__Work to do__:
Using the records below, give the number of lines where the word "xlabel" appears, with no further output.

↓

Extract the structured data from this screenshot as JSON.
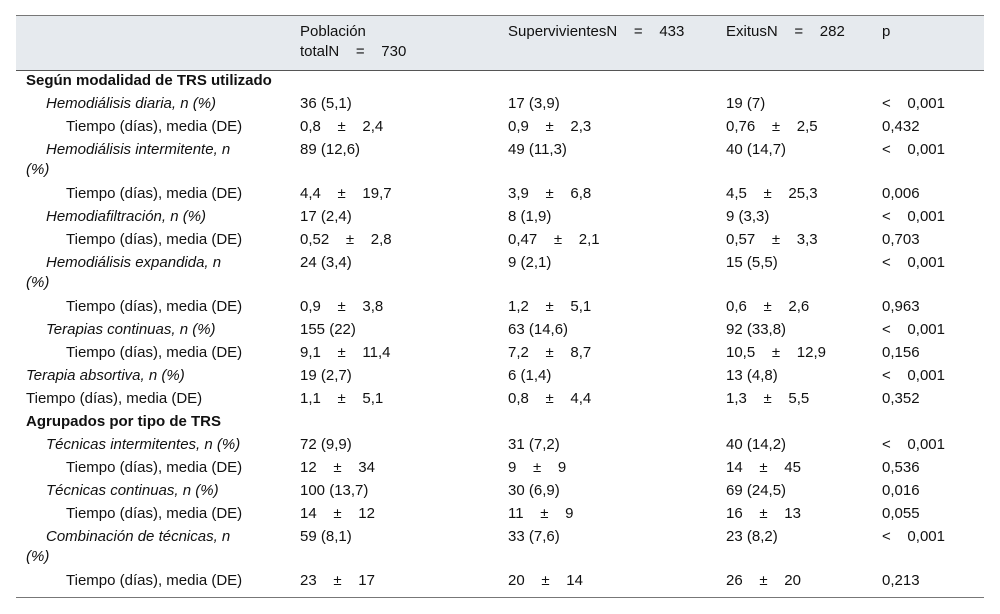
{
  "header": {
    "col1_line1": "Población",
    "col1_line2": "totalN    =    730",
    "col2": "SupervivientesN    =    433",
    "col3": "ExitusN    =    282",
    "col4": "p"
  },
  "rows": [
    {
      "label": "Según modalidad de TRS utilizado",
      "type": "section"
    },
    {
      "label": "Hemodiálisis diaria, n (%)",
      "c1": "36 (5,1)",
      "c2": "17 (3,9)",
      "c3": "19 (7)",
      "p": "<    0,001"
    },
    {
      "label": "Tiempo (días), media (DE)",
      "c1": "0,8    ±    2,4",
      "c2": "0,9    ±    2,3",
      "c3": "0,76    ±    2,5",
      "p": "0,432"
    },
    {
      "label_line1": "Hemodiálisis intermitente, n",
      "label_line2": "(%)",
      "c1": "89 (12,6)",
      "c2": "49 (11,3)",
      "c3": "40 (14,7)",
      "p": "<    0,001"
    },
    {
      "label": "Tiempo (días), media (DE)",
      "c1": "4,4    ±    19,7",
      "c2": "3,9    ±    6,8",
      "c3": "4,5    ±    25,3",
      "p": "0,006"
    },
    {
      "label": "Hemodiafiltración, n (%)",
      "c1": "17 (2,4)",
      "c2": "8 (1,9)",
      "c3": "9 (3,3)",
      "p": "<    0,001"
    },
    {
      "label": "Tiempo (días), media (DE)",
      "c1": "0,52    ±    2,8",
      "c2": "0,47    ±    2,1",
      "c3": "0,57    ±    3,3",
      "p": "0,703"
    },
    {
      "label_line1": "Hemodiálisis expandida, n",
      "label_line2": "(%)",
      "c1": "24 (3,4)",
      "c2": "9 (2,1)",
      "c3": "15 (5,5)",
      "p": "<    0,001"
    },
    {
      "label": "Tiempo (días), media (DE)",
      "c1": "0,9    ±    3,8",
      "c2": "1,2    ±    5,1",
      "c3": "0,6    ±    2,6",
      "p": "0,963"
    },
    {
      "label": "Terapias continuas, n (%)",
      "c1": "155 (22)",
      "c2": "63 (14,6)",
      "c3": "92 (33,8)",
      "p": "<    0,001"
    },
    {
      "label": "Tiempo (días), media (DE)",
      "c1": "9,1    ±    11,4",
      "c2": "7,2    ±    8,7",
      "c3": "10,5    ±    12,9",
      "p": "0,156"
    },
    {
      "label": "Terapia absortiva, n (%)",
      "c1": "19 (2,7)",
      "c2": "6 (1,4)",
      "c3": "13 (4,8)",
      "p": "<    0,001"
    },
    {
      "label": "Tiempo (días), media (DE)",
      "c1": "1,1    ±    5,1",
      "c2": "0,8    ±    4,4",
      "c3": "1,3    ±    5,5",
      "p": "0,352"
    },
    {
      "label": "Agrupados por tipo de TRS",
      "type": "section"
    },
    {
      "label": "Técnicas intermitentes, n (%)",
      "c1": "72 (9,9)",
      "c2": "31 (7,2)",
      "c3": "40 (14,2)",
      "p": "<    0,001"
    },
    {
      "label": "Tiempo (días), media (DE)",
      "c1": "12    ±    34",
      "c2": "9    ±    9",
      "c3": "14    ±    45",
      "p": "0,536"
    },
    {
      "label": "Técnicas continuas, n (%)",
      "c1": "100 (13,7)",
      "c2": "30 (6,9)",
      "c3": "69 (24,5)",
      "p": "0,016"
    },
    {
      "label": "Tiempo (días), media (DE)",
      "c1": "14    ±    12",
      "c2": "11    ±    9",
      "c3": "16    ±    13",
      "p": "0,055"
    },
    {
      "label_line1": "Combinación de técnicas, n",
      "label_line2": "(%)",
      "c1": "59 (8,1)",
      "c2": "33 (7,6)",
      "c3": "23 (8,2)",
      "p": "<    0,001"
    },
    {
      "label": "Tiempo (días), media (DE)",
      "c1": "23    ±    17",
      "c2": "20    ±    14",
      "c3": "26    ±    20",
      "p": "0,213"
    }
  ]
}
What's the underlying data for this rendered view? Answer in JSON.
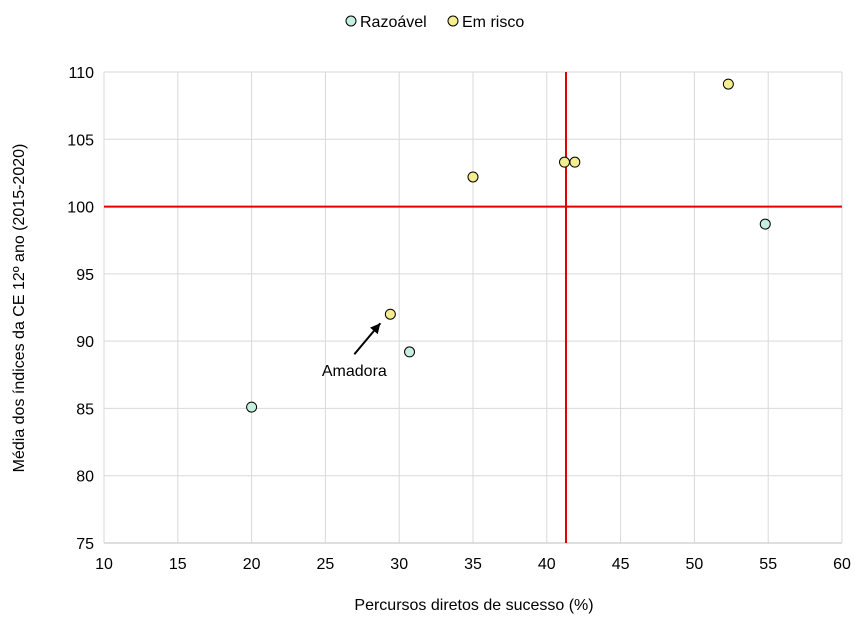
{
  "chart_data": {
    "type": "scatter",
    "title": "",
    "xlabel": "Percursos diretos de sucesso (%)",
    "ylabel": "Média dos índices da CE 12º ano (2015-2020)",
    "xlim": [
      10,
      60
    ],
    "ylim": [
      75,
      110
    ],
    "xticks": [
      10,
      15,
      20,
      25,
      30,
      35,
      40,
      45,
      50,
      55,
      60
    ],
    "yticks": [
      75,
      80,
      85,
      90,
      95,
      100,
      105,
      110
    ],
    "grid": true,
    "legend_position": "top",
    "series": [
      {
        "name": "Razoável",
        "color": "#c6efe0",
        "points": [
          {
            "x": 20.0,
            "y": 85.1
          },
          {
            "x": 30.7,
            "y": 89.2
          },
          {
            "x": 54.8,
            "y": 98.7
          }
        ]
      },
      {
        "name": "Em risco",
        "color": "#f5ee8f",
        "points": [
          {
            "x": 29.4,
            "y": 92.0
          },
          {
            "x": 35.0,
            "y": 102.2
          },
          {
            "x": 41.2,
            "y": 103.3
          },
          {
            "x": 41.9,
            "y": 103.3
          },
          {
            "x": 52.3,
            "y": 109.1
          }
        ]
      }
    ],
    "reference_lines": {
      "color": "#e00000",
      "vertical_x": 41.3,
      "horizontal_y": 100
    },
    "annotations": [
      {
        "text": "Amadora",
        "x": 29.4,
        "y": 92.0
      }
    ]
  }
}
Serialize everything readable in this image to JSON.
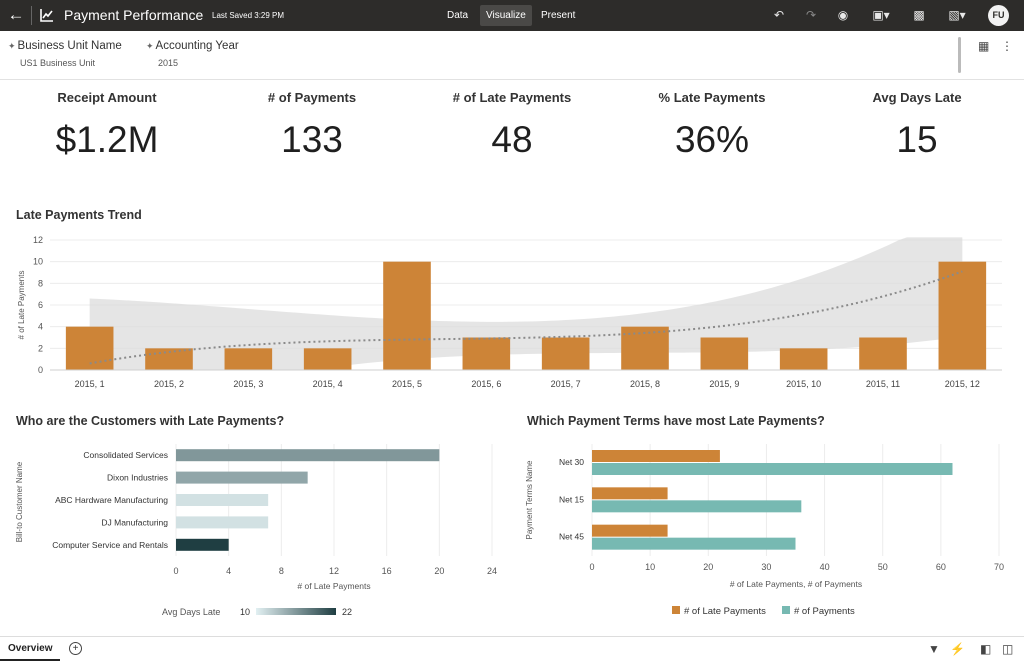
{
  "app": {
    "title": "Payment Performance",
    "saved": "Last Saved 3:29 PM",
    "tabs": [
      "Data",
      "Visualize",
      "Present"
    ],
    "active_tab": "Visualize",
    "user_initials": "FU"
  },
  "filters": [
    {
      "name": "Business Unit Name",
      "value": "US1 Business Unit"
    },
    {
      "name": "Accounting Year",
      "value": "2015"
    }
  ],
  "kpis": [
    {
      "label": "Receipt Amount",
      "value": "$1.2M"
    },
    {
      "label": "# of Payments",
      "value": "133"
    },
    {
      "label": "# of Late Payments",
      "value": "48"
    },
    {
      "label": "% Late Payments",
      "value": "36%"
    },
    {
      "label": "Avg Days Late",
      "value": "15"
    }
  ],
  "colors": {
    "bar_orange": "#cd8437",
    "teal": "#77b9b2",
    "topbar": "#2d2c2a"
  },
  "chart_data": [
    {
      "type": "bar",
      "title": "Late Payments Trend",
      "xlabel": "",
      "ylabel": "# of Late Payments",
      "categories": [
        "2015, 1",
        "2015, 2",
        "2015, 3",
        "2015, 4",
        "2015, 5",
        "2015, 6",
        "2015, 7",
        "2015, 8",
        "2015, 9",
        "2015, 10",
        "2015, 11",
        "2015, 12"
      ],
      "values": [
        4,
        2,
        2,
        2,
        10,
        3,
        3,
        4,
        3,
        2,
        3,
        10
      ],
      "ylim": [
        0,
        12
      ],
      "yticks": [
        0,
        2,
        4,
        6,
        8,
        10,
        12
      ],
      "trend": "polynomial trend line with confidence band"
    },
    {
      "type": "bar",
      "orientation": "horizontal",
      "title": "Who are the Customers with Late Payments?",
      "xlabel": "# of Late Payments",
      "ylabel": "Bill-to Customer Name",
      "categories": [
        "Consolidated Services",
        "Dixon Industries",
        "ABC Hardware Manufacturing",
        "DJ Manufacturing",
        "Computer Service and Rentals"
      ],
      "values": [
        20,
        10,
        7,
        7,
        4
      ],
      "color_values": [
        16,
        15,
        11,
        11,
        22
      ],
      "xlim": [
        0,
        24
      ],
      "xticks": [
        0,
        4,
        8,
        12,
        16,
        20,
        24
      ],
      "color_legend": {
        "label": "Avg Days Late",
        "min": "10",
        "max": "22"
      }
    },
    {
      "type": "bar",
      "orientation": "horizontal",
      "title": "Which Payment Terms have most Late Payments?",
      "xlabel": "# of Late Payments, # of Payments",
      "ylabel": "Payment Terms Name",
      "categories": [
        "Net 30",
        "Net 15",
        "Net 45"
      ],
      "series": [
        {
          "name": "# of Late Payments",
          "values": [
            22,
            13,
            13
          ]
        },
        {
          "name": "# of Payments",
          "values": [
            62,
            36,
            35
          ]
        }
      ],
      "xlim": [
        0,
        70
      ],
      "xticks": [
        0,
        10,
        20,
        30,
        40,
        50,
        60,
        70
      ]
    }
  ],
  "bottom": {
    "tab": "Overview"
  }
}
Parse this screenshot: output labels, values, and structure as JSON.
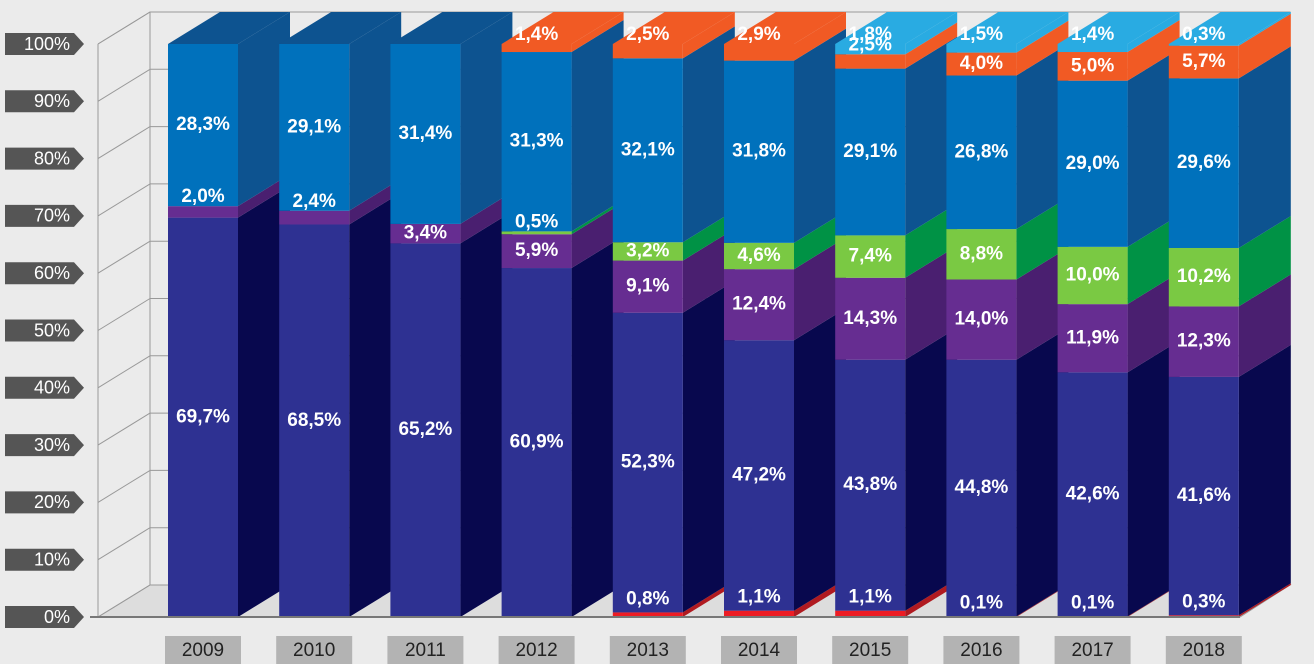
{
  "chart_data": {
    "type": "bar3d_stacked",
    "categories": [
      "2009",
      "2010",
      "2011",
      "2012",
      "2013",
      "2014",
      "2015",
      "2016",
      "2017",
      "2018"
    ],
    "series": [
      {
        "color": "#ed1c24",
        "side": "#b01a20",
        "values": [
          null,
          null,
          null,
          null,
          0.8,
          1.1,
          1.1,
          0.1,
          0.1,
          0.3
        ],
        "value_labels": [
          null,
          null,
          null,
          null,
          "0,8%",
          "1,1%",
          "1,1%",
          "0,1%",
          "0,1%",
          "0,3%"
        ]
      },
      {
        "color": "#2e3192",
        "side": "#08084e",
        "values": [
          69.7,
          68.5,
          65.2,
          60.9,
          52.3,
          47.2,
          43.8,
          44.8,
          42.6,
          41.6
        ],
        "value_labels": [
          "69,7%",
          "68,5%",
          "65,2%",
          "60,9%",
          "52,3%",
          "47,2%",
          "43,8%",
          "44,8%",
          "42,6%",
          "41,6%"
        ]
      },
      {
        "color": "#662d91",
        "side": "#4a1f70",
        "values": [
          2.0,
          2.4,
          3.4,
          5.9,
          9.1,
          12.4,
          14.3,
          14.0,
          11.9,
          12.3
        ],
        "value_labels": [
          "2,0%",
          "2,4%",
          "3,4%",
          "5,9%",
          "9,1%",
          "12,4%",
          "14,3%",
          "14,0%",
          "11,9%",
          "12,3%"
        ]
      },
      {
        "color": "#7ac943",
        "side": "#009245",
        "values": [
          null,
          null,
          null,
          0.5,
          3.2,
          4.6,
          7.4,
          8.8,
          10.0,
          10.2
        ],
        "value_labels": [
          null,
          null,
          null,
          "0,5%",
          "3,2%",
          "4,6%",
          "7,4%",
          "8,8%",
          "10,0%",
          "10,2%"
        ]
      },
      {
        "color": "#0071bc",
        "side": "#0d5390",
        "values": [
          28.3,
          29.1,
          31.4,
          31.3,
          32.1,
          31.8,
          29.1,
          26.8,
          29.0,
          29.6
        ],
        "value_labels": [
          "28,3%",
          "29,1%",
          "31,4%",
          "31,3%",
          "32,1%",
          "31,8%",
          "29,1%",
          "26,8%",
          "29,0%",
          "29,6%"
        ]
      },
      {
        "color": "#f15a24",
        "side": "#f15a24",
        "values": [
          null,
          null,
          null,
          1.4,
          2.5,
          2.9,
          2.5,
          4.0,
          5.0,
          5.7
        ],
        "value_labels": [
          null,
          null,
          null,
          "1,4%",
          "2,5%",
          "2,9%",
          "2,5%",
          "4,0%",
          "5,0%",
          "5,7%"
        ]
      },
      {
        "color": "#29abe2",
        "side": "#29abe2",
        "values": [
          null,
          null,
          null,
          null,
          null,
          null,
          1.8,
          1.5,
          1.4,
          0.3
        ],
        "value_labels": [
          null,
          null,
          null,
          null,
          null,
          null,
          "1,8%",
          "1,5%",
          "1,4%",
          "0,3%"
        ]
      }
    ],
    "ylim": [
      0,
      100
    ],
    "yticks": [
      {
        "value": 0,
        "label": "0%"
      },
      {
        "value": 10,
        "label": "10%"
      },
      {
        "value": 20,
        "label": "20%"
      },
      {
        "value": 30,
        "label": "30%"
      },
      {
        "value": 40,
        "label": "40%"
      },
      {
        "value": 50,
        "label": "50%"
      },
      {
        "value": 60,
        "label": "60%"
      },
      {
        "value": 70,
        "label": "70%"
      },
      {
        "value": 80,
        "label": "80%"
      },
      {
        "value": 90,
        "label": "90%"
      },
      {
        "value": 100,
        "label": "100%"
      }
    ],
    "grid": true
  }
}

↑

__Solution to this task__:
4